Problem statement
In the entries below, find the lines with the word "digunakan" and copy them.

____________________

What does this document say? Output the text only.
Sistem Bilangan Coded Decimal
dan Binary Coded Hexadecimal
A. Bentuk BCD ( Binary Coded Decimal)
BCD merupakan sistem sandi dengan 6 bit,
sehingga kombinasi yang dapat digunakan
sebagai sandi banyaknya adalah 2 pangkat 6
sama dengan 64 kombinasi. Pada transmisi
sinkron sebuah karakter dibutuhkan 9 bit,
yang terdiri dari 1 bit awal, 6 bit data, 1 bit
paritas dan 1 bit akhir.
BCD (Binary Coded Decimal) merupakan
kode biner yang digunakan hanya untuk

____________________

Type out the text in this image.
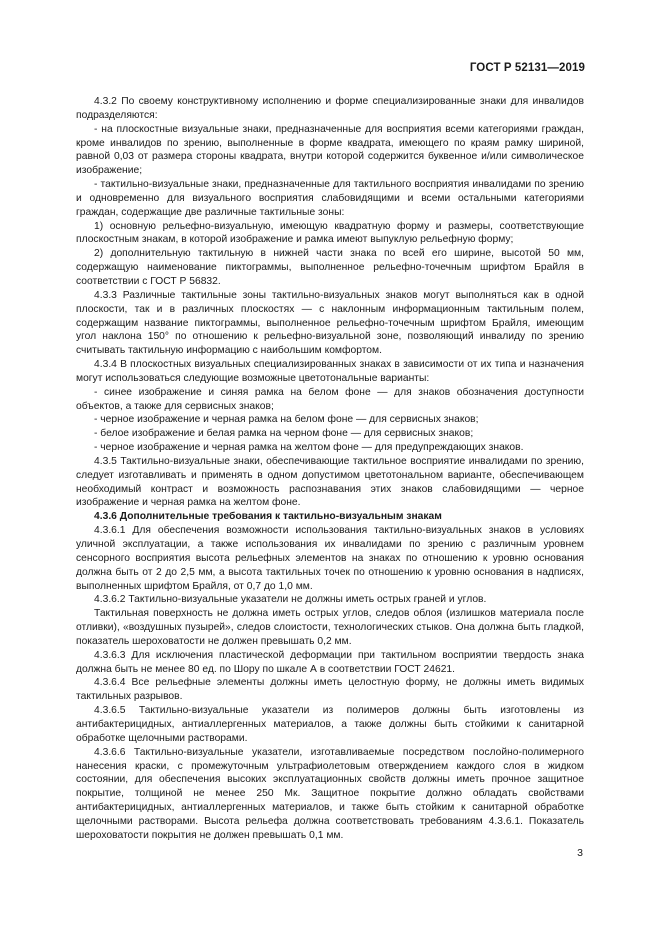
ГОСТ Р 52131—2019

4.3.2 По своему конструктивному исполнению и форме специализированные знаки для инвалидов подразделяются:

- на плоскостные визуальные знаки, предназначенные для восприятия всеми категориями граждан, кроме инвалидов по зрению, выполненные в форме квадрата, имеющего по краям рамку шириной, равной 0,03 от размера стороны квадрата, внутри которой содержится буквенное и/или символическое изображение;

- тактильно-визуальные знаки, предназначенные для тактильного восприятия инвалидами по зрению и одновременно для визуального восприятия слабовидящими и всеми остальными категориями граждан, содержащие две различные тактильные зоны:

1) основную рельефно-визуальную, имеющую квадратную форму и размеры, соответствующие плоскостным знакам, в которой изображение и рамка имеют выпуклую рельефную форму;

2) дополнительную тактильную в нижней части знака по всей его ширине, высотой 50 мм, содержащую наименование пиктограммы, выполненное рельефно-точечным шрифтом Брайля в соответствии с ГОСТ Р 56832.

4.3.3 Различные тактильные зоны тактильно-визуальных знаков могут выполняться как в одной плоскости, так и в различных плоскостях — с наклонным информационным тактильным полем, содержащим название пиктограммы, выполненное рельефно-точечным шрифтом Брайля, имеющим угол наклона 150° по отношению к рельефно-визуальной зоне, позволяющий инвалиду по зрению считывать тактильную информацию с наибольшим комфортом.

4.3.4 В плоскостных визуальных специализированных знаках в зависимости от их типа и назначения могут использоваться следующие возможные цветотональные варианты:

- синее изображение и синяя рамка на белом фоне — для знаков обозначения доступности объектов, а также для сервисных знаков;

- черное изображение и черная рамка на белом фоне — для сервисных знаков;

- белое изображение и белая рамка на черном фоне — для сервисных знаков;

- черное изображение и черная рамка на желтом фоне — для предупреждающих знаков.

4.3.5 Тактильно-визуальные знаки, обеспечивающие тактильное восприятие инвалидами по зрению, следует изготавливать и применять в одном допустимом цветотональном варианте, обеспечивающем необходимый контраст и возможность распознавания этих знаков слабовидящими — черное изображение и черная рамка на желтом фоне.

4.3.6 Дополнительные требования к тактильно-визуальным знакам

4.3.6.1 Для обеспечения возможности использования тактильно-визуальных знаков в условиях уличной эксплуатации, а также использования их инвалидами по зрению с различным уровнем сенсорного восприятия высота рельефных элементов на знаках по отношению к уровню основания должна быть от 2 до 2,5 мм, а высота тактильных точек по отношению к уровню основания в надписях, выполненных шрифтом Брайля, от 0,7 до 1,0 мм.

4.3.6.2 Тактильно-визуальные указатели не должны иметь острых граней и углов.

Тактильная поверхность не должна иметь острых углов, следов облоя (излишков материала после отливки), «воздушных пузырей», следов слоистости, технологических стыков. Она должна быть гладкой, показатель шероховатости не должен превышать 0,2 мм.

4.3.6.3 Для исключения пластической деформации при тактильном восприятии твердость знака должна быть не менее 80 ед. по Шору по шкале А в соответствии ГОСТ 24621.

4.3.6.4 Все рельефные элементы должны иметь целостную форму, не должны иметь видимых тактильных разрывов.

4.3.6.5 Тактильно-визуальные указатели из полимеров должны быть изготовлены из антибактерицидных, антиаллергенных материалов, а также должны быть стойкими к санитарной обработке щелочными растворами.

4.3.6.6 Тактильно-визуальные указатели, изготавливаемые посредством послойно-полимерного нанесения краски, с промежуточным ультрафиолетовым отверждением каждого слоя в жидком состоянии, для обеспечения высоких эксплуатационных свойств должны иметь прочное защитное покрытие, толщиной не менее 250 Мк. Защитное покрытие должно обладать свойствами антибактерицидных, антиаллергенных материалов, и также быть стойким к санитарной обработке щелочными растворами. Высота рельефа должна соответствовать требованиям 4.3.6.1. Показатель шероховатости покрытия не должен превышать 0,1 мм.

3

____________________

Task solution
sehingga kombinasi yang dapat digunakan
kode biner yang digunakan hanya untuk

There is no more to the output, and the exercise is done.